### MATERIAL FOR THIS TASK
[start]
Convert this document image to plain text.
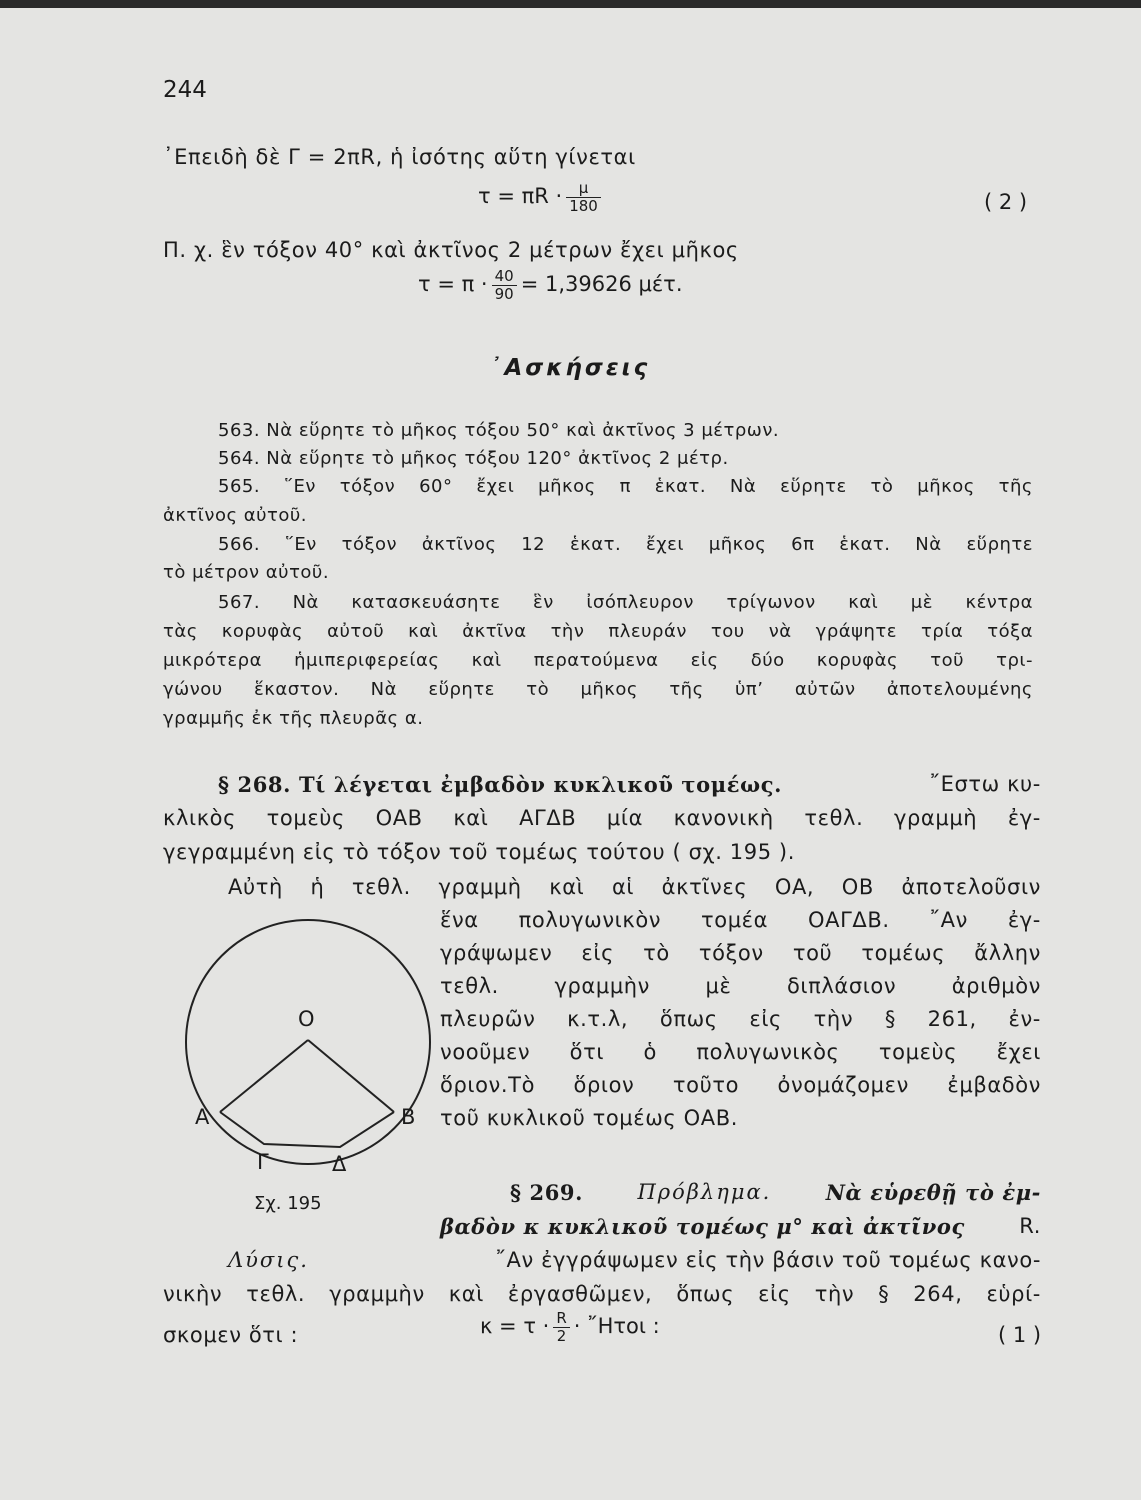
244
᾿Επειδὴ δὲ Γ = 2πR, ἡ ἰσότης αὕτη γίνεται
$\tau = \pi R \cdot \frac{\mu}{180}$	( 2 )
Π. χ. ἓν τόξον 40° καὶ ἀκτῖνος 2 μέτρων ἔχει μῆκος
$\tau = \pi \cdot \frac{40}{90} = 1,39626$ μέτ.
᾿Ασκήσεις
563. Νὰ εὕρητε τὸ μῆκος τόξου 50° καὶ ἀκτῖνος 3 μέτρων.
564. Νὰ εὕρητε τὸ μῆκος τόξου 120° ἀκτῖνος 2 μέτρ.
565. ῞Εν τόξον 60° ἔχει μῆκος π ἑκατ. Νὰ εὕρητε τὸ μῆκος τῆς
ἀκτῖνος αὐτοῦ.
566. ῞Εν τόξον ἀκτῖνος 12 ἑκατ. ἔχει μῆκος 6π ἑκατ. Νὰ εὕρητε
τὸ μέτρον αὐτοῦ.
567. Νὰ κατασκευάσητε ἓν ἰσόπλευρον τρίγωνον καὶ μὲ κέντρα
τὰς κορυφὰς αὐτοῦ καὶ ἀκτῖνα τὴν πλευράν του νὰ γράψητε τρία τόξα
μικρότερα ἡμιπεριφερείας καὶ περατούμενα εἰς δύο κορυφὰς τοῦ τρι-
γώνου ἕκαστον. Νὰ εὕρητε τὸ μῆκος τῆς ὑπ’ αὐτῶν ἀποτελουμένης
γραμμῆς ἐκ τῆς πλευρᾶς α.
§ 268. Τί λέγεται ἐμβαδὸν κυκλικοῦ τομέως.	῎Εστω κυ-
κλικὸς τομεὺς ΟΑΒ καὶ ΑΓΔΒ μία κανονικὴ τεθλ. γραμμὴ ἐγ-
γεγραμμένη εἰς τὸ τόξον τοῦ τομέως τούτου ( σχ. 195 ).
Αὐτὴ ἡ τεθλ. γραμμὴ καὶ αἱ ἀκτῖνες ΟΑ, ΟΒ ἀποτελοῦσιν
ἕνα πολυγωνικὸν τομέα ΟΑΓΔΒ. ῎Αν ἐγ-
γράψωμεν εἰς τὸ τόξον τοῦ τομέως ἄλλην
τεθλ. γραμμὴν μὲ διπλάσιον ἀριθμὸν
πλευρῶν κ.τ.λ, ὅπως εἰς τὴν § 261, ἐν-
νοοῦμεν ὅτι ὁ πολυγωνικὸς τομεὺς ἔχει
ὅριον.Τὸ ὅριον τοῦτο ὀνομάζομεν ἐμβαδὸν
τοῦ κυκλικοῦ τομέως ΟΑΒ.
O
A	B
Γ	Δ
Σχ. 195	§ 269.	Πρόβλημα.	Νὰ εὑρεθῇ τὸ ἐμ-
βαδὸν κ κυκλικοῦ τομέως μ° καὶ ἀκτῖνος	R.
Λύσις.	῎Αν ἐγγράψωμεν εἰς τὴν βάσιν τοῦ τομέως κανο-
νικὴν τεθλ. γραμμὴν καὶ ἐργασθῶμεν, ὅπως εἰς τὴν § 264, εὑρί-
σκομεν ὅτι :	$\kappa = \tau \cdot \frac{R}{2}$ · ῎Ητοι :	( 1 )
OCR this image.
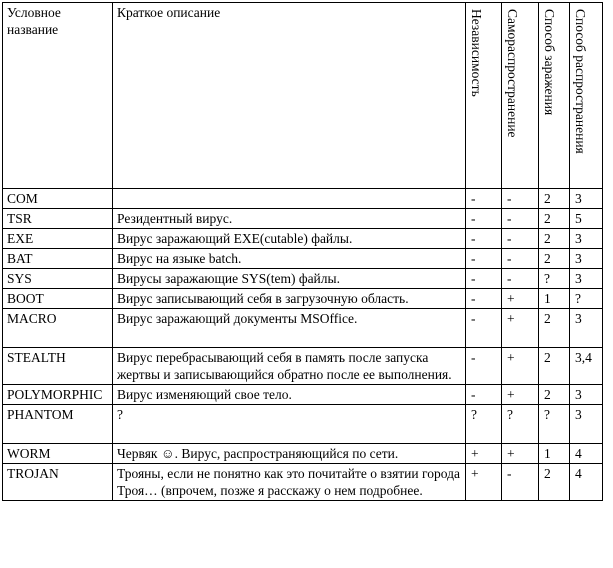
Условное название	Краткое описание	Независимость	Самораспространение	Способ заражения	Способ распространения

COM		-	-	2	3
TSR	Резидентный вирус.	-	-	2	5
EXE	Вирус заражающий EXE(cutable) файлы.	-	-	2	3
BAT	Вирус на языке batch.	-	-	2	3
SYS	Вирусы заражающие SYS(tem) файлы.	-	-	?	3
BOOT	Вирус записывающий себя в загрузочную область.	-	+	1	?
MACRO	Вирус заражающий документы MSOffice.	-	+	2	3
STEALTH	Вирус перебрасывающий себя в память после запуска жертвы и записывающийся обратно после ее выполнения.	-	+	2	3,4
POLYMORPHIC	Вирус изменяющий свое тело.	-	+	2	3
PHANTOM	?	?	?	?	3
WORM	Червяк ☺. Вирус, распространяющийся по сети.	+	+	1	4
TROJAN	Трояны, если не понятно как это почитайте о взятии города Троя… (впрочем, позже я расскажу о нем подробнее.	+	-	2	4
[end]
### THE EXERCISE
From the listing, extract all text exactly as given and drop any picture.

### WRITTEN ANSWER
Convert this document image to plain text.
244
᾿Επειδὴ δὲ Γ = 2πR, ἡ ἰσότης αὕτη γίνεται
$\tau = \pi R \cdot \frac{\mu}{180}$	( 2 )
Π. χ. ἓν τόξον 40° καὶ ἀκτῖνος 2 μέτρων ἔχει μῆκος
$\tau = \pi \cdot \frac{40}{90} = 1,39626$ μέτ.
᾿Ασκήσεις
563. Νὰ εὕρητε τὸ μῆκος τόξου 50° καὶ ἀκτῖνος 3 μέτρων.
564. Νὰ εὕρητε τὸ μῆκος τόξου 120° ἀκτῖνος 2 μέτρ.
565. ῞Εν τόξον 60° ἔχει μῆκος π ἑκατ. Νὰ εὕρητε τὸ μῆκος τῆς
ἀκτῖνος αὐτοῦ.
566. ῞Εν τόξον ἀκτῖνος 12 ἑκατ. ἔχει μῆκος 6π ἑκατ. Νὰ εὕρητε
τὸ μέτρον αὐτοῦ.
567. Νὰ κατασκευάσητε ἓν ἰσόπλευρον τρίγωνον καὶ μὲ κέντρα
τὰς κορυφὰς αὐτοῦ καὶ ἀκτῖνα τὴν πλευράν του νὰ γράψητε τρία τόξα
μικρότερα ἡμιπεριφερείας καὶ περατούμενα εἰς δύο κορυφὰς τοῦ τρι-
γώνου ἕκαστον. Νὰ εὕρητε τὸ μῆκος τῆς ὑπ’ αὐτῶν ἀποτελουμένης
γραμμῆς ἐκ τῆς πλευρᾶς α.
§ 268. Τί λέγεται ἐμβαδὸν κυκλικοῦ τομέως.	῎Εστω κυ-
κλικὸς τομεὺς ΟΑΒ καὶ ΑΓΔΒ μία κανονικὴ τεθλ. γραμμὴ ἐγ-
γεγραμμένη εἰς τὸ τόξον τοῦ τομέως τούτου ( σχ. 195 ).
Αὐτὴ ἡ τεθλ. γραμμὴ καὶ αἱ ἀκτῖνες ΟΑ, ΟΒ ἀποτελοῦσιν
ἕνα πολυγωνικὸν τομέα ΟΑΓΔΒ. ῎Αν ἐγ-
γράψωμεν εἰς τὸ τόξον τοῦ τομέως ἄλλην
τεθλ. γραμμὴν μὲ διπλάσιον ἀριθμὸν
πλευρῶν κ.τ.λ, ὅπως εἰς τὴν § 261, ἐν-
νοοῦμεν ὅτι ὁ πολυγωνικὸς τομεὺς ἔχει
ὅριον.Τὸ ὅριον τοῦτο ὀνομάζομεν ἐμβαδὸν
τοῦ κυκλικοῦ τομέως ΟΑΒ.
O
A	B
Γ	Δ
Σχ. 195	§ 269.	Πρόβλημα.	Νὰ εὑρεθῇ τὸ ἐμ-
βαδὸν κ κυκλικοῦ τομέως μ° καὶ ἀκτῖνος	R.
Λύσις.	῎Αν ἐγγράψωμεν εἰς τὴν βάσιν τοῦ τομέως κανο-
νικὴν τεθλ. γραμμὴν καὶ ἐργασθῶμεν, ὅπως εἰς τὴν § 264, εὑρί-
σκομεν ὅτι :	$\kappa = \tau \cdot \frac{R}{2}$ · ῎Ητοι :	( 1 )
OCR this image.
Условное название	Краткое описание	Независимость	Самораспространение	Способ заражения	Способ распространения

COM		-	-	2	3
TSR	Резидентный вирус.	-	-	2	5
EXE	Вирус заражающий EXE(cutable) файлы.	-	-	2	3
BAT	Вирус на языке batch.	-	-	2	3
SYS	Вирусы заражающие SYS(tem) файлы.	-	-	?	3
BOOT	Вирус записывающий себя в загрузочную область.	-	+	1	?
MACRO	Вирус заражающий документы MSOffice.	-	+	2	3
STEALTH	Вирус перебрасывающий себя в память после запуска жертвы и записывающийся обратно после ее выполнения.	-	+	2	3,4
POLYMORPHIC	Вирус изменяющий свое тело.	-	+	2	3
PHANTOM	?	?	?	?	3
WORM	Червяк ☺. Вирус, распространяющийся по сети.	+	+	1	4
TROJAN	Трояны, если не понятно как это почитайте о взятии города Троя… (впрочем, позже я расскажу о нем подробнее.	+	-	2	4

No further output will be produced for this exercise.